## Data to use:
=====
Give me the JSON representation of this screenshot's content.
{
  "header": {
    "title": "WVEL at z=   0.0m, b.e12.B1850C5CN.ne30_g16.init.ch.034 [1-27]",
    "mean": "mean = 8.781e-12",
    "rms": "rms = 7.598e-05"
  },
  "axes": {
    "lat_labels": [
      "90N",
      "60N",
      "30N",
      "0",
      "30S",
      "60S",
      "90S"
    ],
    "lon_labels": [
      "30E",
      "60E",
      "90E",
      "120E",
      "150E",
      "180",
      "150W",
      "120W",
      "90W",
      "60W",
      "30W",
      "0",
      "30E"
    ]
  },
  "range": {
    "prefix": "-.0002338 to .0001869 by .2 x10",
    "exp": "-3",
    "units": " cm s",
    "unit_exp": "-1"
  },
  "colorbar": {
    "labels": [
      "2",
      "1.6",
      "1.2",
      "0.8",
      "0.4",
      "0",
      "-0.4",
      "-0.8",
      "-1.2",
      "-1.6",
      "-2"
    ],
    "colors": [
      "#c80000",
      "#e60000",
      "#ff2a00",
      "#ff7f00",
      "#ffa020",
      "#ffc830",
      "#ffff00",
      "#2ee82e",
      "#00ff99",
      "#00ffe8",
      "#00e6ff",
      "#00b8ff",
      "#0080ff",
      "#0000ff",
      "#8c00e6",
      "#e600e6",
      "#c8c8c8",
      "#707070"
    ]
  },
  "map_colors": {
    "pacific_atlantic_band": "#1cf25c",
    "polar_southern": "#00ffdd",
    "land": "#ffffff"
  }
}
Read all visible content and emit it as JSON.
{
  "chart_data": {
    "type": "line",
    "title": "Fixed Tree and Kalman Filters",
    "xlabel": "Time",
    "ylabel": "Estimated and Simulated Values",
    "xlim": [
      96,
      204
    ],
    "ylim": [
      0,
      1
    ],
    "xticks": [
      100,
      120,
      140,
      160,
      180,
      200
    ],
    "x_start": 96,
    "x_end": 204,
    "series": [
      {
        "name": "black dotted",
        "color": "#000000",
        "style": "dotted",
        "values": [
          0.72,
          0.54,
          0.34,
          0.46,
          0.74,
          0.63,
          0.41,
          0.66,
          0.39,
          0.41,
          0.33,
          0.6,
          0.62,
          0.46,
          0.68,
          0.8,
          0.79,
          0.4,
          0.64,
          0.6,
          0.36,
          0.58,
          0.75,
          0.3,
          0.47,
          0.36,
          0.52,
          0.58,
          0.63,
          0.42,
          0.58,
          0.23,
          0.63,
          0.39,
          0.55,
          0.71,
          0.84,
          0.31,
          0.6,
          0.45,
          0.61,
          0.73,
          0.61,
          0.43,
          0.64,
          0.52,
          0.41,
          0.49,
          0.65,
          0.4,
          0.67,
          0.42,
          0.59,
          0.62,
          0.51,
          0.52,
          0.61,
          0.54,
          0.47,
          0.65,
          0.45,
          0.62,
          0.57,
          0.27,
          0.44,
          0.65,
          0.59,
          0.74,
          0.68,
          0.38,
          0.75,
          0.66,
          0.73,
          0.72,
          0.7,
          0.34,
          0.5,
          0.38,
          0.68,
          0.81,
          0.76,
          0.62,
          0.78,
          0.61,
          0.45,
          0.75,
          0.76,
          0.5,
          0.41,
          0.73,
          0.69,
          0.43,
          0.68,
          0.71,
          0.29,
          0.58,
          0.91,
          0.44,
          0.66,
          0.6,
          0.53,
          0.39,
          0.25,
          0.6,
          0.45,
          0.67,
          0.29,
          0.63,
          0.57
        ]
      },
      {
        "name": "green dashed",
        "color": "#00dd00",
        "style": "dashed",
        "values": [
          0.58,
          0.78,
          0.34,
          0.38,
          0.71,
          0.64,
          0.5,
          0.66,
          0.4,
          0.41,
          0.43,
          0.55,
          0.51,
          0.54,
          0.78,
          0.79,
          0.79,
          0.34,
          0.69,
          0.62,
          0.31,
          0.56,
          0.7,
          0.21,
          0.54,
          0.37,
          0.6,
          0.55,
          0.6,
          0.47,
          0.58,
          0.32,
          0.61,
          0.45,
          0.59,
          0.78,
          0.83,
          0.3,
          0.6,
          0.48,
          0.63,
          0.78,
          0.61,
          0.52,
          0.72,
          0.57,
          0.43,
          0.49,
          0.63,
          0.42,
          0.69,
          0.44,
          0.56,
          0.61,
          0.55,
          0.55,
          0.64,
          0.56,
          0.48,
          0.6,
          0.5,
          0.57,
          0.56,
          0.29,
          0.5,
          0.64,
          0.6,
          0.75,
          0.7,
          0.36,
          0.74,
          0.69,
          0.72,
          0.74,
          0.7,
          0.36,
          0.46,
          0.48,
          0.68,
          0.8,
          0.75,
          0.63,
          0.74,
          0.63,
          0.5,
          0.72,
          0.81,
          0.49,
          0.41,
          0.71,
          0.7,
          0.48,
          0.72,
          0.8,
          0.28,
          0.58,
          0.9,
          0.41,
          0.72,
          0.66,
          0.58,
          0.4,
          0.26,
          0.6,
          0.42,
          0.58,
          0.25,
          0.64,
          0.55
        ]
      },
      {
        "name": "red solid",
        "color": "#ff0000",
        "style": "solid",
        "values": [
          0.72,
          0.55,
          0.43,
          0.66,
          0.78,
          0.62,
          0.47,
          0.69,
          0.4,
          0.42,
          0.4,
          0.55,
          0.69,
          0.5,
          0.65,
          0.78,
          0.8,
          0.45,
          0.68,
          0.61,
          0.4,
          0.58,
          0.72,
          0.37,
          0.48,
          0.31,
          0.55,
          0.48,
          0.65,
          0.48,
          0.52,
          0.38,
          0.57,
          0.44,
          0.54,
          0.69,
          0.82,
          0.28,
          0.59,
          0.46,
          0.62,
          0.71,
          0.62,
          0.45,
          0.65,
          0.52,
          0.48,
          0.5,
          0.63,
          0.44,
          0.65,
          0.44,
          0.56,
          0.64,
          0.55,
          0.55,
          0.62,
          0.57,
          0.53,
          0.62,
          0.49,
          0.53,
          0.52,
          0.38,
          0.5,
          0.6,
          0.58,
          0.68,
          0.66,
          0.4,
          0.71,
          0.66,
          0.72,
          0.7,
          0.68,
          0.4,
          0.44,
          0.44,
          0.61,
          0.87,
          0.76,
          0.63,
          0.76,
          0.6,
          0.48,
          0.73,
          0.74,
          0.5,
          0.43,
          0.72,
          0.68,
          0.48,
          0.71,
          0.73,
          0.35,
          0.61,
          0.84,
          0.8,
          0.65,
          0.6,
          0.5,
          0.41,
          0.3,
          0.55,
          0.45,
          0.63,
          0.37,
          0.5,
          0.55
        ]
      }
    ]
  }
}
=====
## Work to do:
Copy out the lines that hold "JSON".

## Result of this exercise:
Give me the JSON representation of this screenshot's content.
Read all visible content and emit it as JSON.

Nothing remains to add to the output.